■ **Given task**:
Word for word, print each line of the listing below; pictures stay out.

>> Start

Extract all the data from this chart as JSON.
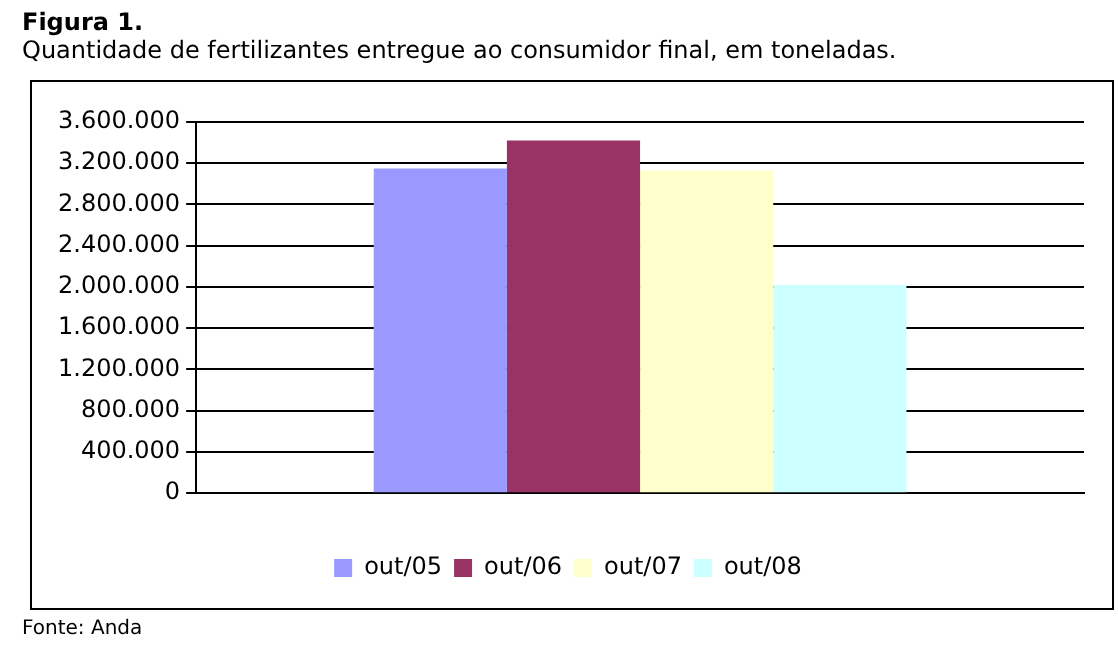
{
  "chart_data": {
    "type": "bar",
    "title": "Figura 1.",
    "subtitle": "Quantidade de fertilizantes entregue ao consumidor final, em toneladas.",
    "categories": [
      null
    ],
    "series": [
      {
        "name": "out/05",
        "color": "#9999ff",
        "values": [
          3150000
        ]
      },
      {
        "name": "out/06",
        "color": "#993366",
        "values": [
          3420000
        ]
      },
      {
        "name": "out/07",
        "color": "#ffffcc",
        "values": [
          3130000
        ]
      },
      {
        "name": "out/08",
        "color": "#ccffff",
        "values": [
          2020000
        ]
      }
    ],
    "ylim": [
      0,
      3600000
    ],
    "yticks": [
      0,
      {
        "value": 400000,
        "label": "400.000"
      },
      {
        "value": 800000,
        "label": "800.000"
      },
      {
        "value": 1200000,
        "label": "1.200.000"
      },
      {
        "value": 1600000,
        "label": "1.600.000"
      },
      {
        "value": 2000000,
        "label": "2.000.000"
      },
      {
        "value": 2400000,
        "label": "2.400.000"
      },
      {
        "value": 2800000,
        "label": "2.800.000"
      },
      {
        "value": 3200000,
        "label": "3.200.000"
      },
      {
        "value": 3600000,
        "label": "3.600.000"
      }
    ],
    "grid": "y",
    "legend": "bottom",
    "annotations": [
      "Fonte: Anda"
    ]
  }
}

>> End

■ **Full response**:
Extract all the data from this chart as JSON.
{
  "chart_data": {
    "type": "bar",
    "title": "Figura 1.",
    "subtitle": "Quantidade de fertilizantes entregue ao consumidor final, em toneladas.",
    "categories": [
      null
    ],
    "series": [
      {
        "name": "out/05",
        "color": "#9999ff",
        "values": [
          3150000
        ]
      },
      {
        "name": "out/06",
        "color": "#993366",
        "values": [
          3420000
        ]
      },
      {
        "name": "out/07",
        "color": "#ffffcc",
        "values": [
          3130000
        ]
      },
      {
        "name": "out/08",
        "color": "#ccffff",
        "values": [
          2020000
        ]
      }
    ],
    "ylim": [
      0,
      3600000
    ],
    "yticks": [
      0,
      {
        "value": 400000,
        "label": "400.000"
      },
      {
        "value": 800000,
        "label": "800.000"
      },
      {
        "value": 1200000,
        "label": "1.200.000"
      },
      {
        "value": 1600000,
        "label": "1.600.000"
      },
      {
        "value": 2000000,
        "label": "2.000.000"
      },
      {
        "value": 2400000,
        "label": "2.400.000"
      },
      {
        "value": 2800000,
        "label": "2.800.000"
      },
      {
        "value": 3200000,
        "label": "3.200.000"
      },
      {
        "value": 3600000,
        "label": "3.600.000"
      }
    ],
    "grid": "y",
    "legend": "bottom",
    "annotations": [
      "Fonte: Anda"
    ]
  }
}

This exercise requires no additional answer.